## Directive
Repeat the material below exactly, line for line.

## Excerpted records
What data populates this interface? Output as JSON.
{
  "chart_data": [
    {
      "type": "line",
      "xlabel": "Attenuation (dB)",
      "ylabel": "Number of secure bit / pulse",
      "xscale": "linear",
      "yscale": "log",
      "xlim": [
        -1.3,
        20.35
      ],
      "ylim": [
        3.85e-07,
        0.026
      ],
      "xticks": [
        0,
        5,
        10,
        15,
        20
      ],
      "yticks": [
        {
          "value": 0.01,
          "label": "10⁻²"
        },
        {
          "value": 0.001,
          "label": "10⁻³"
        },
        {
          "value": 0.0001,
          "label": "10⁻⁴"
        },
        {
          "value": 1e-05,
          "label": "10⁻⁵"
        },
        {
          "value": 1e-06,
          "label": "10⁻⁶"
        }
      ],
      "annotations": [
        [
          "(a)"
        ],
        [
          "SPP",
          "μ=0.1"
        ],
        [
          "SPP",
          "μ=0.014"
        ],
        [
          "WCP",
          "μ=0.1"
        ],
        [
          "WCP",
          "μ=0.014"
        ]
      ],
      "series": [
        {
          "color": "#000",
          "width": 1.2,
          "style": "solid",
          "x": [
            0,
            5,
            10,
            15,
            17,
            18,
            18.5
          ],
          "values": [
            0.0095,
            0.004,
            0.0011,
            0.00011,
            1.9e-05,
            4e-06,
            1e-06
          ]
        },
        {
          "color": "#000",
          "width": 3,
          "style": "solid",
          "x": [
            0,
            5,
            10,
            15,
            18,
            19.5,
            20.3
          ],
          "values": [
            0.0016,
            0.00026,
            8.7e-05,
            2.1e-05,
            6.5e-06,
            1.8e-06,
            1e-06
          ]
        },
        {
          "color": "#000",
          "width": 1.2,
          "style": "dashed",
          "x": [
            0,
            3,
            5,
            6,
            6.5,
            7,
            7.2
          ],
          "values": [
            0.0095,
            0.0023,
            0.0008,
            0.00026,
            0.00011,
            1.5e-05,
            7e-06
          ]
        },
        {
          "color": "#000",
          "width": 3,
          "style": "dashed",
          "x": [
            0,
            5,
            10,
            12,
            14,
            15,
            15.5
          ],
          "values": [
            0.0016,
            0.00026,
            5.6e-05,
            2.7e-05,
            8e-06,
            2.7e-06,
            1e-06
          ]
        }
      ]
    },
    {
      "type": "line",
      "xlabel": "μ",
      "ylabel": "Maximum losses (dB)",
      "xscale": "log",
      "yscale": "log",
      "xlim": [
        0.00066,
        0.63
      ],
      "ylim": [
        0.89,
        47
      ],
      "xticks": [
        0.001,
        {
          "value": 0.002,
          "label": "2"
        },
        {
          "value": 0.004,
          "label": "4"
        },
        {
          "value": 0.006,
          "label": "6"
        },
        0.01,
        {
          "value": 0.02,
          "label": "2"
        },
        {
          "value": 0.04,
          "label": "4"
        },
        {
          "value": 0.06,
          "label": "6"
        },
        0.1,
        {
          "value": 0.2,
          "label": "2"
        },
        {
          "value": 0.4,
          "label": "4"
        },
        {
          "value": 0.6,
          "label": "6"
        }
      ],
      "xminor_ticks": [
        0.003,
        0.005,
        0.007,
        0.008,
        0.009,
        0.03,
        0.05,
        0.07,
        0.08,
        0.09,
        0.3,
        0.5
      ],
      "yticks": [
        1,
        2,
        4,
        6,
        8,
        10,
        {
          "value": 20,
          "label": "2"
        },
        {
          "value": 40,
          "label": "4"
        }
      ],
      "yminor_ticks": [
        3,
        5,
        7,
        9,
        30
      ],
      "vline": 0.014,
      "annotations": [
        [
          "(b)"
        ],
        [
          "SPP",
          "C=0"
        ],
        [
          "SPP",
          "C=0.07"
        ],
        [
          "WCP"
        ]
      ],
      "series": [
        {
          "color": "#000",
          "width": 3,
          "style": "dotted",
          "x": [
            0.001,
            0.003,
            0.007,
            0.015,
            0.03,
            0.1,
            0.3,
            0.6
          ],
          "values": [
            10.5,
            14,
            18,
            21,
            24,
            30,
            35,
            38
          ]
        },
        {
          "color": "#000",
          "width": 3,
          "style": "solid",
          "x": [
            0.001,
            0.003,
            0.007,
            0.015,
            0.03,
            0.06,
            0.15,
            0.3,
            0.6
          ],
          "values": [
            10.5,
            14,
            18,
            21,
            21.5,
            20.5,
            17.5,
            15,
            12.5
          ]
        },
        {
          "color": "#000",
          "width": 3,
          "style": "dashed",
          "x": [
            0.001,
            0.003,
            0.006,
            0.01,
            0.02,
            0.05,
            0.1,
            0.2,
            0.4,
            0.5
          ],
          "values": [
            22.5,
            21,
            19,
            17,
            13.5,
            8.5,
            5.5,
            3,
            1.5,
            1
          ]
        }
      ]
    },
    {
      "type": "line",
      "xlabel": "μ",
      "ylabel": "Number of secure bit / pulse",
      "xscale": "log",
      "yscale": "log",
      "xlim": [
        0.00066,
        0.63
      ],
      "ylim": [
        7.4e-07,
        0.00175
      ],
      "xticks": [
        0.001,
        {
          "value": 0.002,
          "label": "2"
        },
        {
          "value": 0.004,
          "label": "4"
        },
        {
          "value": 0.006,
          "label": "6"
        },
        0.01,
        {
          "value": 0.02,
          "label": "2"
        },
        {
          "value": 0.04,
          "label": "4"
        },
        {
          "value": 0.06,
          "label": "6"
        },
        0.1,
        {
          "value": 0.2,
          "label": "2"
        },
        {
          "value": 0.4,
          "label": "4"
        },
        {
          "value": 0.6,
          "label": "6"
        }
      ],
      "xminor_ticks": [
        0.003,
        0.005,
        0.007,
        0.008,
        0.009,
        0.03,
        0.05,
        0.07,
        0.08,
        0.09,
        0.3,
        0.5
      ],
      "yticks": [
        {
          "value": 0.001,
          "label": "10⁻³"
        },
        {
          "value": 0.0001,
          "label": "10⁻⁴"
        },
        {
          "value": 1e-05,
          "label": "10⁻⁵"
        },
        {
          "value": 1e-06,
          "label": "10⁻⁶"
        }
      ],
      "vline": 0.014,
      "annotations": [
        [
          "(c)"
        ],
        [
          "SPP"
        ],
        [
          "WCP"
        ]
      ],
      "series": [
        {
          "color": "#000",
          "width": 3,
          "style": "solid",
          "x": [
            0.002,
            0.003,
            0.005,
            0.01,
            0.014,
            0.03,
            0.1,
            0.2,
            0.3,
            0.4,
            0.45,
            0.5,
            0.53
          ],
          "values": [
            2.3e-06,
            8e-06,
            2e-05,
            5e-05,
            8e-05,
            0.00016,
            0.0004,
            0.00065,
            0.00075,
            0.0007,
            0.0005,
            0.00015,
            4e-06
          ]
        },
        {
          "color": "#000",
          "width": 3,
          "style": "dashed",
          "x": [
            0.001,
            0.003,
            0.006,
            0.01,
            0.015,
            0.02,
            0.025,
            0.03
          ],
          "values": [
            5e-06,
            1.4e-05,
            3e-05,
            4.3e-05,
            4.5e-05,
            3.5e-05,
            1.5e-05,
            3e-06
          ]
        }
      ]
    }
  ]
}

## Reply to the exercise
What data populates this interface? Output as JSON.
{
  "chart_data": [
    {
      "type": "line",
      "xlabel": "Attenuation (dB)",
      "ylabel": "Number of secure bit / pulse",
      "xscale": "linear",
      "yscale": "log",
      "xlim": [
        -1.3,
        20.35
      ],
      "ylim": [
        3.85e-07,
        0.026
      ],
      "xticks": [
        0,
        5,
        10,
        15,
        20
      ],
      "yticks": [
        {
          "value": 0.01,
          "label": "10⁻²"
        },
        {
          "value": 0.001,
          "label": "10⁻³"
        },
        {
          "value": 0.0001,
          "label": "10⁻⁴"
        },
        {
          "value": 1e-05,
          "label": "10⁻⁵"
        },
        {
          "value": 1e-06,
          "label": "10⁻⁶"
        }
      ],
      "annotations": [
        [
          "(a)"
        ],
        [
          "SPP",
          "μ=0.1"
        ],
        [
          "SPP",
          "μ=0.014"
        ],
        [
          "WCP",
          "μ=0.1"
        ],
        [
          "WCP",
          "μ=0.014"
        ]
      ],
      "series": [
        {
          "color": "#000",
          "width": 1.2,
          "style": "solid",
          "x": [
            0,
            5,
            10,
            15,
            17,
            18,
            18.5
          ],
          "values": [
            0.0095,
            0.004,
            0.0011,
            0.00011,
            1.9e-05,
            4e-06,
            1e-06
          ]
        },
        {
          "color": "#000",
          "width": 3,
          "style": "solid",
          "x": [
            0,
            5,
            10,
            15,
            18,
            19.5,
            20.3
          ],
          "values": [
            0.0016,
            0.00026,
            8.7e-05,
            2.1e-05,
            6.5e-06,
            1.8e-06,
            1e-06
          ]
        },
        {
          "color": "#000",
          "width": 1.2,
          "style": "dashed",
          "x": [
            0,
            3,
            5,
            6,
            6.5,
            7,
            7.2
          ],
          "values": [
            0.0095,
            0.0023,
            0.0008,
            0.00026,
            0.00011,
            1.5e-05,
            7e-06
          ]
        },
        {
          "color": "#000",
          "width": 3,
          "style": "dashed",
          "x": [
            0,
            5,
            10,
            12,
            14,
            15,
            15.5
          ],
          "values": [
            0.0016,
            0.00026,
            5.6e-05,
            2.7e-05,
            8e-06,
            2.7e-06,
            1e-06
          ]
        }
      ]
    },
    {
      "type": "line",
      "xlabel": "μ",
      "ylabel": "Maximum losses (dB)",
      "xscale": "log",
      "yscale": "log",
      "xlim": [
        0.00066,
        0.63
      ],
      "ylim": [
        0.89,
        47
      ],
      "xticks": [
        0.001,
        {
          "value": 0.002,
          "label": "2"
        },
        {
          "value": 0.004,
          "label": "4"
        },
        {
          "value": 0.006,
          "label": "6"
        },
        0.01,
        {
          "value": 0.02,
          "label": "2"
        },
        {
          "value": 0.04,
          "label": "4"
        },
        {
          "value": 0.06,
          "label": "6"
        },
        0.1,
        {
          "value": 0.2,
          "label": "2"
        },
        {
          "value": 0.4,
          "label": "4"
        },
        {
          "value": 0.6,
          "label": "6"
        }
      ],
      "xminor_ticks": [
        0.003,
        0.005,
        0.007,
        0.008,
        0.009,
        0.03,
        0.05,
        0.07,
        0.08,
        0.09,
        0.3,
        0.5
      ],
      "yticks": [
        1,
        2,
        4,
        6,
        8,
        10,
        {
          "value": 20,
          "label": "2"
        },
        {
          "value": 40,
          "label": "4"
        }
      ],
      "yminor_ticks": [
        3,
        5,
        7,
        9,
        30
      ],
      "vline": 0.014,
      "annotations": [
        [
          "(b)"
        ],
        [
          "SPP",
          "C=0"
        ],
        [
          "SPP",
          "C=0.07"
        ],
        [
          "WCP"
        ]
      ],
      "series": [
        {
          "color": "#000",
          "width": 3,
          "style": "dotted",
          "x": [
            0.001,
            0.003,
            0.007,
            0.015,
            0.03,
            0.1,
            0.3,
            0.6
          ],
          "values": [
            10.5,
            14,
            18,
            21,
            24,
            30,
            35,
            38
          ]
        },
        {
          "color": "#000",
          "width": 3,
          "style": "solid",
          "x": [
            0.001,
            0.003,
            0.007,
            0.015,
            0.03,
            0.06,
            0.15,
            0.3,
            0.6
          ],
          "values": [
            10.5,
            14,
            18,
            21,
            21.5,
            20.5,
            17.5,
            15,
            12.5
          ]
        },
        {
          "color": "#000",
          "width": 3,
          "style": "dashed",
          "x": [
            0.001,
            0.003,
            0.006,
            0.01,
            0.02,
            0.05,
            0.1,
            0.2,
            0.4,
            0.5
          ],
          "values": [
            22.5,
            21,
            19,
            17,
            13.5,
            8.5,
            5.5,
            3,
            1.5,
            1
          ]
        }
      ]
    },
    {
      "type": "line",
      "xlabel": "μ",
      "ylabel": "Number of secure bit / pulse",
      "xscale": "log",
      "yscale": "log",
      "xlim": [
        0.00066,
        0.63
      ],
      "ylim": [
        7.4e-07,
        0.00175
      ],
      "xticks": [
        0.001,
        {
          "value": 0.002,
          "label": "2"
        },
        {
          "value": 0.004,
          "label": "4"
        },
        {
          "value": 0.006,
          "label": "6"
        },
        0.01,
        {
          "value": 0.02,
          "label": "2"
        },
        {
          "value": 0.04,
          "label": "4"
        },
        {
          "value": 0.06,
          "label": "6"
        },
        0.1,
        {
          "value": 0.2,
          "label": "2"
        },
        {
          "value": 0.4,
          "label": "4"
        },
        {
          "value": 0.6,
          "label": "6"
        }
      ],
      "xminor_ticks": [
        0.003,
        0.005,
        0.007,
        0.008,
        0.009,
        0.03,
        0.05,
        0.07,
        0.08,
        0.09,
        0.3,
        0.5
      ],
      "yticks": [
        {
          "value": 0.001,
          "label": "10⁻³"
        },
        {
          "value": 0.0001,
          "label": "10⁻⁴"
        },
        {
          "value": 1e-05,
          "label": "10⁻⁵"
        },
        {
          "value": 1e-06,
          "label": "10⁻⁶"
        }
      ],
      "vline": 0.014,
      "annotations": [
        [
          "(c)"
        ],
        [
          "SPP"
        ],
        [
          "WCP"
        ]
      ],
      "series": [
        {
          "color": "#000",
          "width": 3,
          "style": "solid",
          "x": [
            0.002,
            0.003,
            0.005,
            0.01,
            0.014,
            0.03,
            0.1,
            0.2,
            0.3,
            0.4,
            0.45,
            0.5,
            0.53
          ],
          "values": [
            2.3e-06,
            8e-06,
            2e-05,
            5e-05,
            8e-05,
            0.00016,
            0.0004,
            0.00065,
            0.00075,
            0.0007,
            0.0005,
            0.00015,
            4e-06
          ]
        },
        {
          "color": "#000",
          "width": 3,
          "style": "dashed",
          "x": [
            0.001,
            0.003,
            0.006,
            0.01,
            0.015,
            0.02,
            0.025,
            0.03
          ],
          "values": [
            5e-06,
            1.4e-05,
            3e-05,
            4.3e-05,
            4.5e-05,
            3.5e-05,
            1.5e-05,
            3e-06
          ]
        }
      ]
    }
  ]
}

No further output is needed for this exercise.